:: Supplied records ::
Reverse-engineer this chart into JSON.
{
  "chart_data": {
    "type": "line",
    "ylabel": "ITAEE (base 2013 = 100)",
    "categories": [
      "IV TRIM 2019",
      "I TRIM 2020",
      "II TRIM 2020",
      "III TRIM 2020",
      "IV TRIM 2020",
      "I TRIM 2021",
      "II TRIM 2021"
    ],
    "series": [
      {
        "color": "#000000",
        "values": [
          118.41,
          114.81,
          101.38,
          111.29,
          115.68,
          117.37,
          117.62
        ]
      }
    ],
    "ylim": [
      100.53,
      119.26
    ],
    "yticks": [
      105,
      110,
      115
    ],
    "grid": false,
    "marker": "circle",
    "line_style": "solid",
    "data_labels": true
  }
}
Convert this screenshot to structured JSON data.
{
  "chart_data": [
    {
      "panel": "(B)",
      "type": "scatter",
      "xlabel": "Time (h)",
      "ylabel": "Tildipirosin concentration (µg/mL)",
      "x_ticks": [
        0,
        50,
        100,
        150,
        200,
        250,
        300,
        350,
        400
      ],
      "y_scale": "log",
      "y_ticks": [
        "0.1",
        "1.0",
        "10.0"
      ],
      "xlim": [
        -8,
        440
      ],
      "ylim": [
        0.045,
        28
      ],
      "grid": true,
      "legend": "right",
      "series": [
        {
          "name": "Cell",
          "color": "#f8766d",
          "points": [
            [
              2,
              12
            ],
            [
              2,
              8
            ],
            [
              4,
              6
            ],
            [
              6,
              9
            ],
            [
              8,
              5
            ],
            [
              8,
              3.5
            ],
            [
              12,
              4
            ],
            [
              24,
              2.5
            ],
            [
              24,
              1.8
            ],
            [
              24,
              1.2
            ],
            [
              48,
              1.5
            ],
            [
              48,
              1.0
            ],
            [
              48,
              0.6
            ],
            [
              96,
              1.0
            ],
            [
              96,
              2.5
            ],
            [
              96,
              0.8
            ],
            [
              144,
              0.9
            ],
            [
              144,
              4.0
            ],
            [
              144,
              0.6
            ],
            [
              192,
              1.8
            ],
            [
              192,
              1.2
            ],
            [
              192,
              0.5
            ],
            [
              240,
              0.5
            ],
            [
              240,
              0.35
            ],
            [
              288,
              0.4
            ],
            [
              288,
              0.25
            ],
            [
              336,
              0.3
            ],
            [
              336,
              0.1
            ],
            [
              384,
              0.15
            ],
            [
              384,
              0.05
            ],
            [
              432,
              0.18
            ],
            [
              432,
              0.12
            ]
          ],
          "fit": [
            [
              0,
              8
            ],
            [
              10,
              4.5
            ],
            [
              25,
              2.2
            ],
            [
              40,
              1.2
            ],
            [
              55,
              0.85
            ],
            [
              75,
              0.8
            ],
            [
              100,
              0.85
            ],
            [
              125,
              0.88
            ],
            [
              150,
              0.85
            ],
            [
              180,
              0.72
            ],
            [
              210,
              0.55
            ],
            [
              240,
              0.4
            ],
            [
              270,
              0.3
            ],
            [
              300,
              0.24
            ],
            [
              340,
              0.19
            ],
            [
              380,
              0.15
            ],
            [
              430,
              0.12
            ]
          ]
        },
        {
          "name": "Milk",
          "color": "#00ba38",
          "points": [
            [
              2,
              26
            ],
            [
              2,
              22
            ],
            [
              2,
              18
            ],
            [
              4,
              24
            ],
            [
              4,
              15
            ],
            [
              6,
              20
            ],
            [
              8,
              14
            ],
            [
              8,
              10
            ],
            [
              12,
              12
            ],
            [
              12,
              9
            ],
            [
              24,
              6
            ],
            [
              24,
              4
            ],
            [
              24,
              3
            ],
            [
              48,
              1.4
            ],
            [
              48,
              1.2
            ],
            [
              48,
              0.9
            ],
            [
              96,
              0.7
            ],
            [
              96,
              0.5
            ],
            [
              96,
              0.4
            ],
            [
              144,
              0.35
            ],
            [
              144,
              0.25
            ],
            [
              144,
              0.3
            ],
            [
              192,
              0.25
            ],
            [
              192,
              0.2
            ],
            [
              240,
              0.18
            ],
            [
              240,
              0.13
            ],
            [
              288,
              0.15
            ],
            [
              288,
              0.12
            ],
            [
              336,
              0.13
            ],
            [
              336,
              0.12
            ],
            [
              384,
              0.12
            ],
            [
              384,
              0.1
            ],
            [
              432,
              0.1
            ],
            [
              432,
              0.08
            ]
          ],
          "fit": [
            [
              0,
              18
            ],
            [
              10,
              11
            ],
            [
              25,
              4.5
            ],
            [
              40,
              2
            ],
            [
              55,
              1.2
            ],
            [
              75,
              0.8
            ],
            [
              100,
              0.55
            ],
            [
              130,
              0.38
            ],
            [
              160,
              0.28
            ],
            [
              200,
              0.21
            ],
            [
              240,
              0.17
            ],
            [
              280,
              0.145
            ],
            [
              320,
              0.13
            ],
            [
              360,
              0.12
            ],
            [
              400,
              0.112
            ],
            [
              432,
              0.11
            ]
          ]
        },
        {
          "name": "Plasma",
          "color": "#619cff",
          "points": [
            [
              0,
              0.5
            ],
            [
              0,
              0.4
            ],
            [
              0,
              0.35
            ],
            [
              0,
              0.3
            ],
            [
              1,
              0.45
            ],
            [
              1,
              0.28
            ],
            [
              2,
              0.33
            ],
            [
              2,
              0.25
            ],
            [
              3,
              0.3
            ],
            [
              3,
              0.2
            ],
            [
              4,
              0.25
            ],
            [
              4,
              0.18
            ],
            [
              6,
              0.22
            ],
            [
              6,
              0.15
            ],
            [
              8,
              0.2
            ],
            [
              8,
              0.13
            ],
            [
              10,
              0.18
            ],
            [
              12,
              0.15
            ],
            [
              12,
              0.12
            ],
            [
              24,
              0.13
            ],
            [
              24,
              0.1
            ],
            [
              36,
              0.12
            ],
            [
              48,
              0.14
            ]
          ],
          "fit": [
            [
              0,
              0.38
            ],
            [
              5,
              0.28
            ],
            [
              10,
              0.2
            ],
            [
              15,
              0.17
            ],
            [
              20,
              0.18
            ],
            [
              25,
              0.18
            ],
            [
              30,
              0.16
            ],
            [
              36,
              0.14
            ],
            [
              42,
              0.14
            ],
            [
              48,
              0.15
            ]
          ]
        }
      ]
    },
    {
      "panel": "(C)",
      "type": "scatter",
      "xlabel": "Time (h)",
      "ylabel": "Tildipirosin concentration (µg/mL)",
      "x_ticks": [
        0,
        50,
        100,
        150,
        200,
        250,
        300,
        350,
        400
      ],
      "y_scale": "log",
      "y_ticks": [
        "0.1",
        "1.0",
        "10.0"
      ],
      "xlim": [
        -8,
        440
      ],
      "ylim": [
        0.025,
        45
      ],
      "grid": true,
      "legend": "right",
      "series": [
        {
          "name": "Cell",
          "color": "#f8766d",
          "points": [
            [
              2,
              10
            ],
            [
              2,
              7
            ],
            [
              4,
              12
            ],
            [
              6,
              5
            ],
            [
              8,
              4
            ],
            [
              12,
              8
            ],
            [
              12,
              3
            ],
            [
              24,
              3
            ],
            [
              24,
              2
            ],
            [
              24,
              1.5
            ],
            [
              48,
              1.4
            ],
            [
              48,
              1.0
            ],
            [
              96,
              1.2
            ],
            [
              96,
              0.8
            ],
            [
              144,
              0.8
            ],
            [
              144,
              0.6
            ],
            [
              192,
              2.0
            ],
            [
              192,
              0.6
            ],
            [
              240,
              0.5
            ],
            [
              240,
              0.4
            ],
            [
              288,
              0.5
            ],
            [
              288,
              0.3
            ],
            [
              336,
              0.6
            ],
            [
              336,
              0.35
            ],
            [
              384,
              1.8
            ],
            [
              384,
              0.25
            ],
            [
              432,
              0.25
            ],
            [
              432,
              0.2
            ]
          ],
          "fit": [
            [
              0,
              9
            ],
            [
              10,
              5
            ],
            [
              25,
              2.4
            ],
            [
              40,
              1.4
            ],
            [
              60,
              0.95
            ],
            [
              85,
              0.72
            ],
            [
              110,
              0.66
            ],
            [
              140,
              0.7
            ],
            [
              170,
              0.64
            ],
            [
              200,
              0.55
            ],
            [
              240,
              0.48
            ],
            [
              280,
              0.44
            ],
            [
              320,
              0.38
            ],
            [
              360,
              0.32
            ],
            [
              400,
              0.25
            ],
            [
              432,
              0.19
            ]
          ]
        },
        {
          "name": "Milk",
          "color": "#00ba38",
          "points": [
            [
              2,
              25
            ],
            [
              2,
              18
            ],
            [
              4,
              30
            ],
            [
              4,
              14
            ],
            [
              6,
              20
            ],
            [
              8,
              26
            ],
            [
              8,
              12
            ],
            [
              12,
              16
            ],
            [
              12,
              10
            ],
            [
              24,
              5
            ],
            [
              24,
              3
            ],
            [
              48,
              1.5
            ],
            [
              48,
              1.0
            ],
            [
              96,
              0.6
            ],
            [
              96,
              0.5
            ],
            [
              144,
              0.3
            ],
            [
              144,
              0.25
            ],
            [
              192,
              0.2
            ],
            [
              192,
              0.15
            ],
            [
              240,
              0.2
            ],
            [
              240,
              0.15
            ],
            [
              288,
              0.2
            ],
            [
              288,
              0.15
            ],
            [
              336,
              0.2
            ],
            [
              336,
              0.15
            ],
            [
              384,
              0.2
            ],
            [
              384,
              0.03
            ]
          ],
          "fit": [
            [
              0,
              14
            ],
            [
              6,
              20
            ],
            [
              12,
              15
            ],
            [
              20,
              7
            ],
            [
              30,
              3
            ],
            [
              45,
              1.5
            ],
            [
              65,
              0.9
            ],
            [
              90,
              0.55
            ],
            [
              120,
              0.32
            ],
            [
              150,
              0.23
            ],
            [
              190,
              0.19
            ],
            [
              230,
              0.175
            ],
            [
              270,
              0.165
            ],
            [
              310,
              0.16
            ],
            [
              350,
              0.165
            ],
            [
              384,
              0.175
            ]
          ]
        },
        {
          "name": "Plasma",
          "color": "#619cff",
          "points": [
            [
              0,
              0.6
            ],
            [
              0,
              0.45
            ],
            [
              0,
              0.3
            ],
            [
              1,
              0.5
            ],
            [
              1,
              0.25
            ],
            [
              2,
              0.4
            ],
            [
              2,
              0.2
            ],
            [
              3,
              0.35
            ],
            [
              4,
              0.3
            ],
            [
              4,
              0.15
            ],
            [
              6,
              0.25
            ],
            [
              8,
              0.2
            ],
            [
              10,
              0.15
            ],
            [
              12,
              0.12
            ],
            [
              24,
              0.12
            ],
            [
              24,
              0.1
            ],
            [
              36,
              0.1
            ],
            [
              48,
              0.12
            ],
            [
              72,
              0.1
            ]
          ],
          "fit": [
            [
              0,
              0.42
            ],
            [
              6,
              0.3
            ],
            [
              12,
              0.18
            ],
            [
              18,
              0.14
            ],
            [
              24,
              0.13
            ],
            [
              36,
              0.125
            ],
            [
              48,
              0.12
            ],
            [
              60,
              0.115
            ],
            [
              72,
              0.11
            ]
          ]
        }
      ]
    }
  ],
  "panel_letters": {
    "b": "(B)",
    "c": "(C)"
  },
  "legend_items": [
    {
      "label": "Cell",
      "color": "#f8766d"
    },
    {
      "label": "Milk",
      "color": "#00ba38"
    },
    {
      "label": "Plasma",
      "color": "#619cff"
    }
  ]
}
:::
**Task objective:**
Show every line above in which the word "TRIM" occurs.

**In response:**
      "IV TRIM 2019",
      "I TRIM 2020",
      "II TRIM 2020",
      "III TRIM 2020",
      "IV TRIM 2020",
      "I TRIM 2021",
      "II TRIM 2021"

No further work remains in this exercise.